• [Exercise prompt] All the data should be repeated exactly. Any image in it is left out.

____________________

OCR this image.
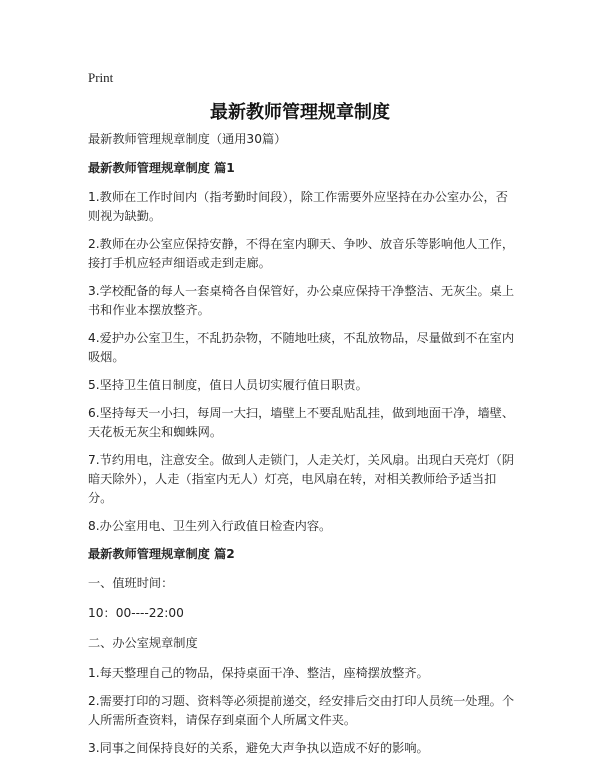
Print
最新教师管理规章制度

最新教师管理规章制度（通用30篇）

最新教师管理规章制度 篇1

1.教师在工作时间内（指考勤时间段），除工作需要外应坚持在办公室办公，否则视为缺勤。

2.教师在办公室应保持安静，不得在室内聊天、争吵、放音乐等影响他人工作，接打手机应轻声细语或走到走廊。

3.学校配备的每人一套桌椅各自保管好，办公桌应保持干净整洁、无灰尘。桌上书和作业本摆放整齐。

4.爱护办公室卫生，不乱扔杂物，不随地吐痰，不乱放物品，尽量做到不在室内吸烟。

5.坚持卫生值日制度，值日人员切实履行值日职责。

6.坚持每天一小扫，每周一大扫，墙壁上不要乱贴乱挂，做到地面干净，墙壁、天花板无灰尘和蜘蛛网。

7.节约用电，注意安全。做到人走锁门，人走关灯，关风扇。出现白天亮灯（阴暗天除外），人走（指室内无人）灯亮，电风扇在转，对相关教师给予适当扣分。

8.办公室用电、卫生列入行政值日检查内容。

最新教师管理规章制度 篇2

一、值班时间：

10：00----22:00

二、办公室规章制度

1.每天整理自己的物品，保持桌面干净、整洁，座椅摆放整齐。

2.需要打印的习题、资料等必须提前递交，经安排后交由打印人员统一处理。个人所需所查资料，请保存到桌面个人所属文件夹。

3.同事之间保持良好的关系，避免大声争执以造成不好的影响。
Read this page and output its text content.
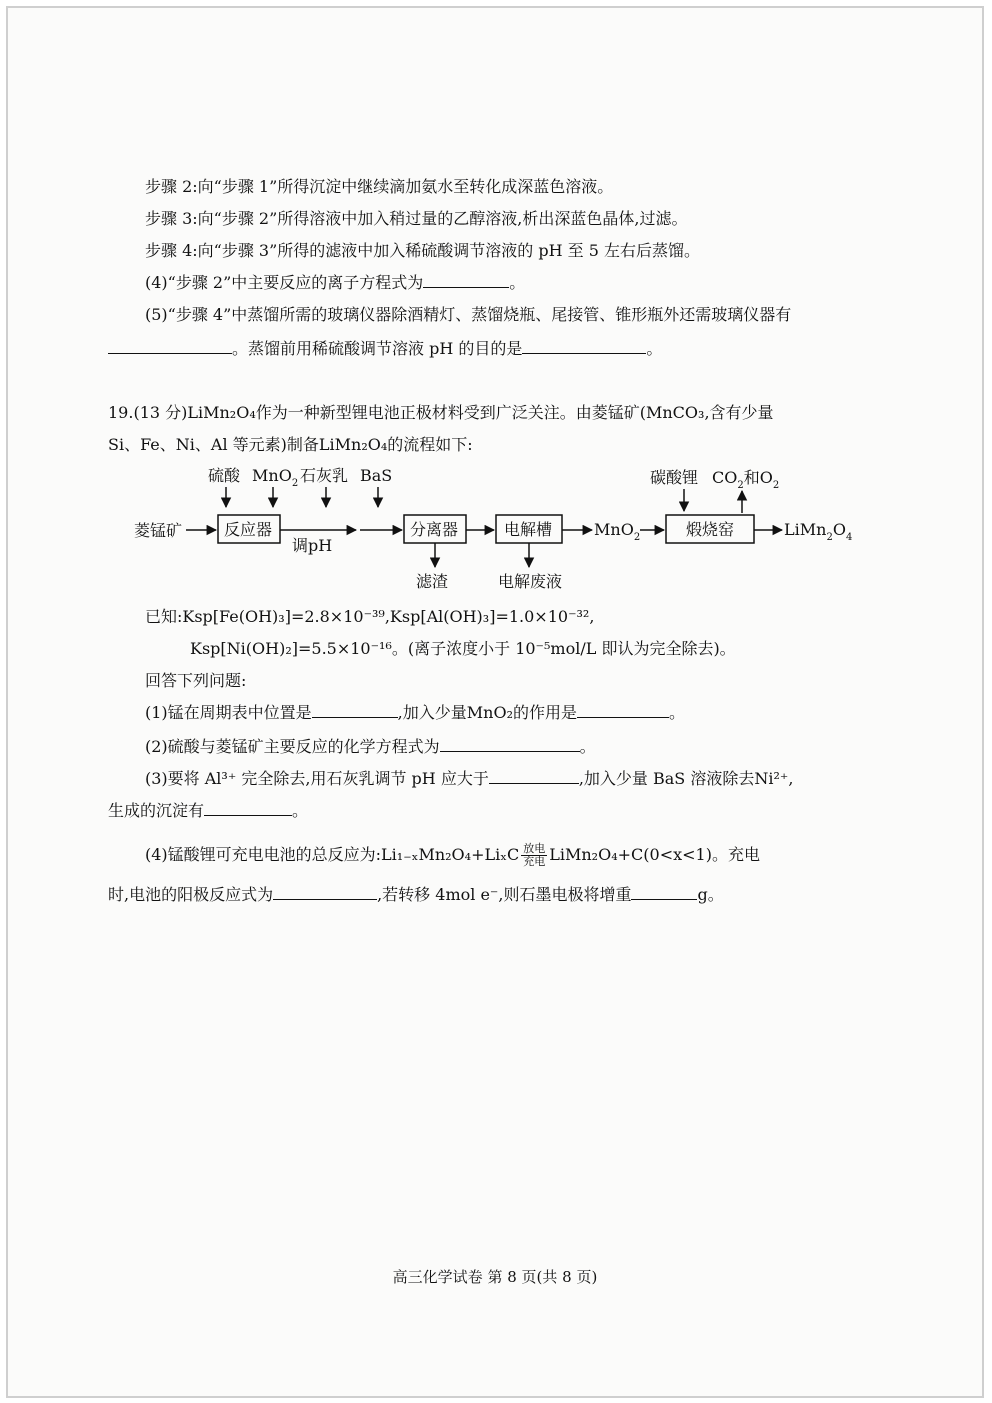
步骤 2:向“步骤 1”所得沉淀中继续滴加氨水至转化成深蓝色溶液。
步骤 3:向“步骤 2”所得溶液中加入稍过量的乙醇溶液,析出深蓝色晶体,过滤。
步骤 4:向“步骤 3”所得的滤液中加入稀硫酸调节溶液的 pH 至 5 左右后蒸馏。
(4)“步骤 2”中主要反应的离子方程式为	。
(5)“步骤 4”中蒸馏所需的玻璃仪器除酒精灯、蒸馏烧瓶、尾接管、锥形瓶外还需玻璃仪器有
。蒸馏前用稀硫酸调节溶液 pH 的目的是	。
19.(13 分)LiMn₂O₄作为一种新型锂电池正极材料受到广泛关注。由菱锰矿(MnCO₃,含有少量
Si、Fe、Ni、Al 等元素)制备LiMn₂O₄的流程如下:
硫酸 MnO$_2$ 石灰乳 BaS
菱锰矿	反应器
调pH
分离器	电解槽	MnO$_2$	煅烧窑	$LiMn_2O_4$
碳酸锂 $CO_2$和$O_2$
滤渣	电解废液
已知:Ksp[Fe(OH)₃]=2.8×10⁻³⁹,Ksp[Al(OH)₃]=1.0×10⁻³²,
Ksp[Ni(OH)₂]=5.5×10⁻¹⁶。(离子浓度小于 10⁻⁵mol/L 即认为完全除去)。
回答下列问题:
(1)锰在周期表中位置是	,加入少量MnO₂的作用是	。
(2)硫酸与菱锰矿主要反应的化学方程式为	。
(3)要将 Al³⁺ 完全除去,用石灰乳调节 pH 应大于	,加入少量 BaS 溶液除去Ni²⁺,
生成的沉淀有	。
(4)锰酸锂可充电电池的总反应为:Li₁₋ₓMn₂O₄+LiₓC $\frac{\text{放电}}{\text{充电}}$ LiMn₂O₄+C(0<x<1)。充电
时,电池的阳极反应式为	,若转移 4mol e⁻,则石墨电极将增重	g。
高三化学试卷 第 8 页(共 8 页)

____________________

• [Task solution]
OCR this image.
Print
最新教师管理规章制度

最新教师管理规章制度（通用30篇）

最新教师管理规章制度 篇1

1.教师在工作时间内（指考勤时间段），除工作需要外应坚持在办公室办公，否则视为缺勤。

2.教师在办公室应保持安静，不得在室内聊天、争吵、放音乐等影响他人工作，接打手机应轻声细语或走到走廊。

3.学校配备的每人一套桌椅各自保管好，办公桌应保持干净整洁、无灰尘。桌上书和作业本摆放整齐。

4.爱护办公室卫生，不乱扔杂物，不随地吐痰，不乱放物品，尽量做到不在室内吸烟。

5.坚持卫生值日制度，值日人员切实履行值日职责。

6.坚持每天一小扫，每周一大扫，墙壁上不要乱贴乱挂，做到地面干净，墙壁、天花板无灰尘和蜘蛛网。

7.节约用电，注意安全。做到人走锁门，人走关灯，关风扇。出现白天亮灯（阴暗天除外），人走（指室内无人）灯亮，电风扇在转，对相关教师给予适当扣分。

8.办公室用电、卫生列入行政值日检查内容。

最新教师管理规章制度 篇2

一、值班时间：

10：00----22:00

二、办公室规章制度

1.每天整理自己的物品，保持桌面干净、整洁，座椅摆放整齐。

2.需要打印的习题、资料等必须提前递交，经安排后交由打印人员统一处理。个人所需所查资料，请保存到桌面个人所属文件夹。

3.同事之间保持良好的关系，避免大声争执以造成不好的影响。
Read this page and output its text content.
步骤 2:向“步骤 1”所得沉淀中继续滴加氨水至转化成深蓝色溶液。
步骤 3:向“步骤 2”所得溶液中加入稍过量的乙醇溶液,析出深蓝色晶体,过滤。
步骤 4:向“步骤 3”所得的滤液中加入稀硫酸调节溶液的 pH 至 5 左右后蒸馏。
(4)“步骤 2”中主要反应的离子方程式为	。
(5)“步骤 4”中蒸馏所需的玻璃仪器除酒精灯、蒸馏烧瓶、尾接管、锥形瓶外还需玻璃仪器有
。蒸馏前用稀硫酸调节溶液 pH 的目的是	。
19.(13 分)LiMn₂O₄作为一种新型锂电池正极材料受到广泛关注。由菱锰矿(MnCO₃,含有少量
Si、Fe、Ni、Al 等元素)制备LiMn₂O₄的流程如下:
硫酸 MnO$_2$ 石灰乳 BaS
菱锰矿	反应器
调pH
分离器	电解槽	MnO$_2$	煅烧窑	$LiMn_2O_4$
碳酸锂 $CO_2$和$O_2$
滤渣	电解废液
已知:Ksp[Fe(OH)₃]=2.8×10⁻³⁹,Ksp[Al(OH)₃]=1.0×10⁻³²,
Ksp[Ni(OH)₂]=5.5×10⁻¹⁶。(离子浓度小于 10⁻⁵mol/L 即认为完全除去)。
回答下列问题:
(1)锰在周期表中位置是	,加入少量MnO₂的作用是	。
(2)硫酸与菱锰矿主要反应的化学方程式为	。
(3)要将 Al³⁺ 完全除去,用石灰乳调节 pH 应大于	,加入少量 BaS 溶液除去Ni²⁺,
生成的沉淀有	。
(4)锰酸锂可充电电池的总反应为:Li₁₋ₓMn₂O₄+LiₓC $\frac{\text{放电}}{\text{充电}}$ LiMn₂O₄+C(0<x<1)。充电
时,电池的阳极反应式为	,若转移 4mol e⁻,则石墨电极将增重	g。
高三化学试卷 第 8 页(共 8 页)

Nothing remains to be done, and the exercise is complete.